=== Records for this task ===
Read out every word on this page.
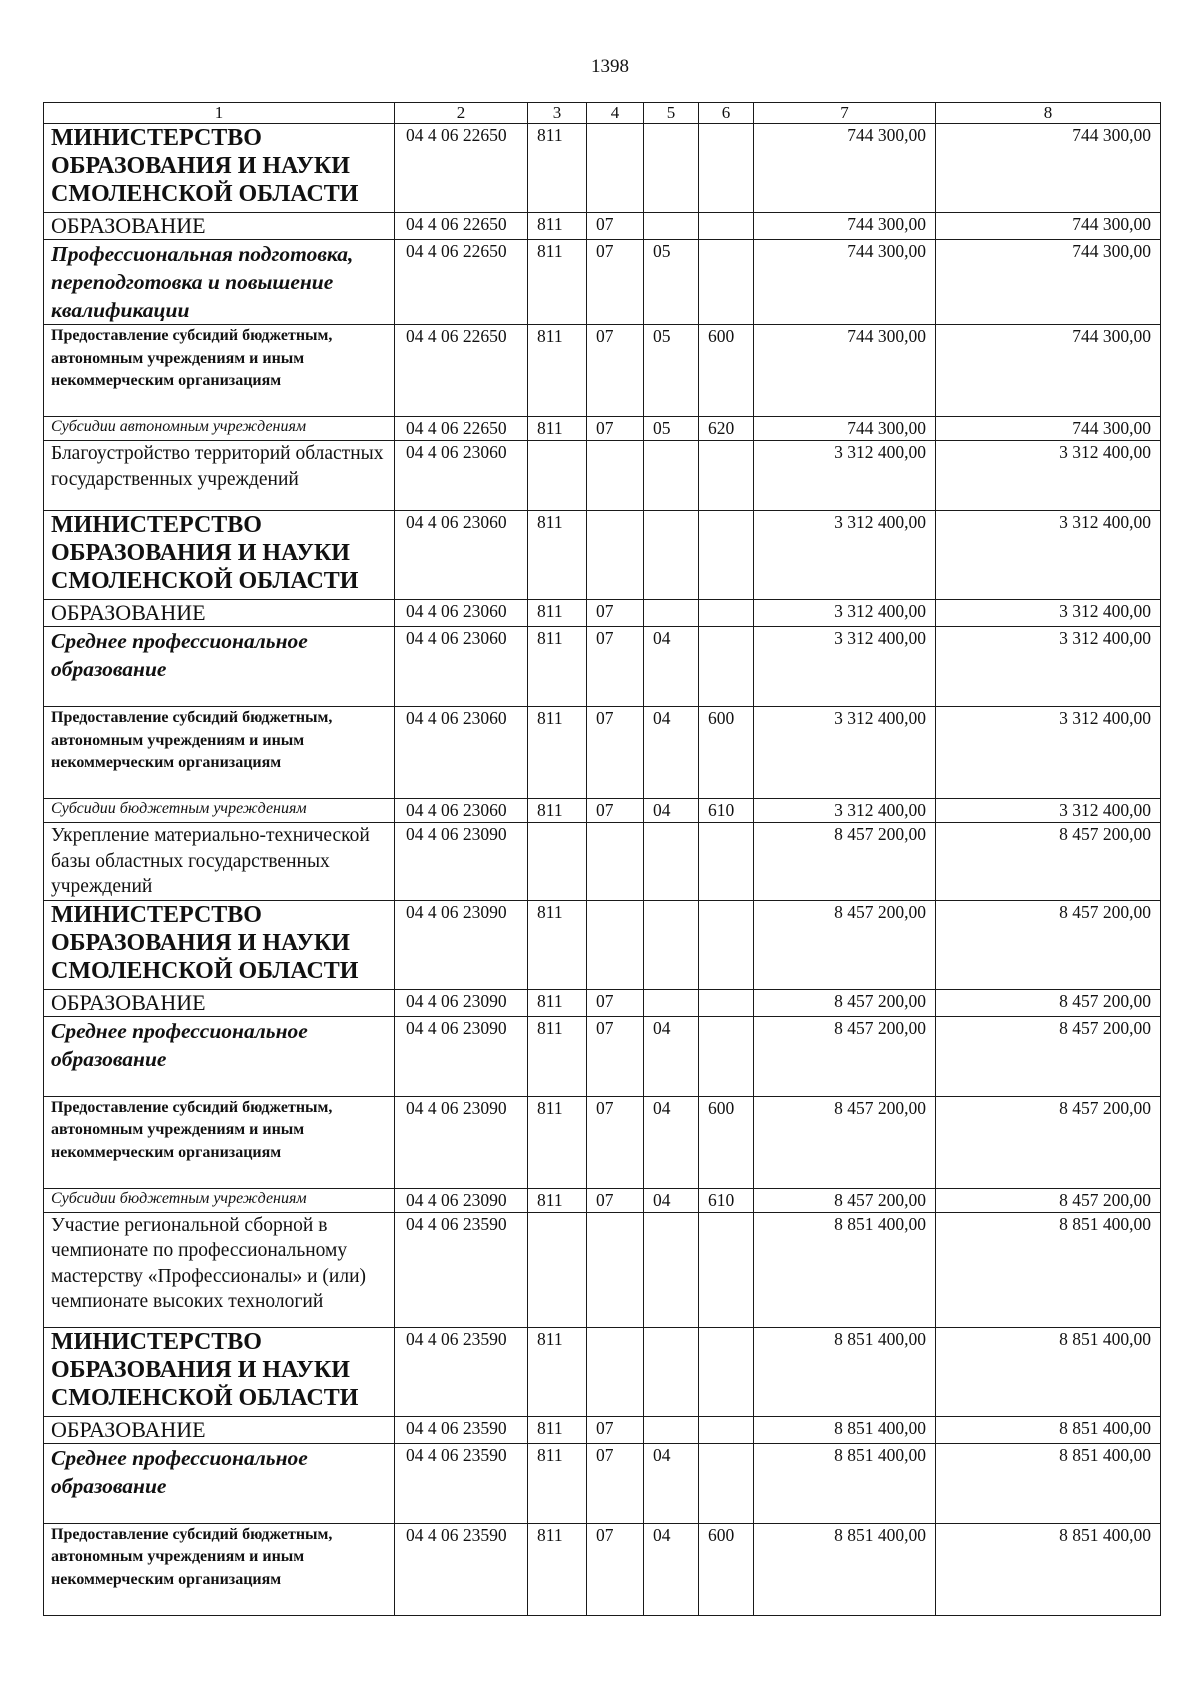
1398
1	2	3	4	5	6	7	8
МИНИСТЕРСТВО ОБРАЗОВАНИЯ И НАУКИ СМОЛЕНСКОЙ ОБЛАСТИ	04 4 06 22650	811				744 300,00	744 300,00
ОБРАЗОВАНИЕ	04 4 06 22650	811	07			744 300,00	744 300,00
Профессиональная подготовка, переподготовка и повышение квалификации	04 4 06 22650	811	07	05		744 300,00	744 300,00
Предоставление субсидий бюджетным, автономным учреждениям и иным некоммерческим организациям	04 4 06 22650	811	07	05	600	744 300,00	744 300,00
Субсидии автономным учреждениям	04 4 06 22650	811	07	05	620	744 300,00	744 300,00
Благоустройство территорий областных государственных учреждений	04 4 06 23060					3 312 400,00	3 312 400,00
МИНИСТЕРСТВО ОБРАЗОВАНИЯ И НАУКИ СМОЛЕНСКОЙ ОБЛАСТИ	04 4 06 23060	811				3 312 400,00	3 312 400,00
ОБРАЗОВАНИЕ	04 4 06 23060	811	07			3 312 400,00	3 312 400,00
Среднее профессиональное образование	04 4 06 23060	811	07	04		3 312 400,00	3 312 400,00
Предоставление субсидий бюджетным, автономным учреждениям и иным некоммерческим организациям	04 4 06 23060	811	07	04	600	3 312 400,00	3 312 400,00
Субсидии бюджетным учреждениям	04 4 06 23060	811	07	04	610	3 312 400,00	3 312 400,00
Укрепление материально-технической базы областных государственных учреждений	04 4 06 23090					8 457 200,00	8 457 200,00
МИНИСТЕРСТВО ОБРАЗОВАНИЯ И НАУКИ СМОЛЕНСКОЙ ОБЛАСТИ	04 4 06 23090	811				8 457 200,00	8 457 200,00
ОБРАЗОВАНИЕ	04 4 06 23090	811	07			8 457 200,00	8 457 200,00
Среднее профессиональное образование	04 4 06 23090	811	07	04		8 457 200,00	8 457 200,00
Предоставление субсидий бюджетным, автономным учреждениям и иным некоммерческим организациям	04 4 06 23090	811	07	04	600	8 457 200,00	8 457 200,00
Субсидии бюджетным учреждениям	04 4 06 23090	811	07	04	610	8 457 200,00	8 457 200,00
Участие региональной сборной в чемпионате по профессиональному мастерству «Профессионалы» и (или) чемпионате высоких технологий	04 4 06 23590					8 851 400,00	8 851 400,00
МИНИСТЕРСТВО ОБРАЗОВАНИЯ И НАУКИ СМОЛЕНСКОЙ ОБЛАСТИ	04 4 06 23590	811				8 851 400,00	8 851 400,00
ОБРАЗОВАНИЕ	04 4 06 23590	811	07			8 851 400,00	8 851 400,00
Среднее профессиональное образование	04 4 06 23590	811	07	04		8 851 400,00	8 851 400,00
Предоставление субсидий бюджетным, автономным учреждениям и иным некоммерческим организациям	04 4 06 23590	811	07	04	600	8 851 400,00	8 851 400,00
===
■ **What the exercise asks**
Copy out every line of the listing that includes the string "профессиональное".

■ **The solution**
Среднее профессиональное образование	04 4 06 23060	811	07	04		3 312 400,00	3 312 400,00
Среднее профессиональное образование	04 4 06 23090	811	07	04		8 457 200,00	8 457 200,00
Среднее профессиональное образование	04 4 06 23590	811	07	04		8 851 400,00	8 851 400,00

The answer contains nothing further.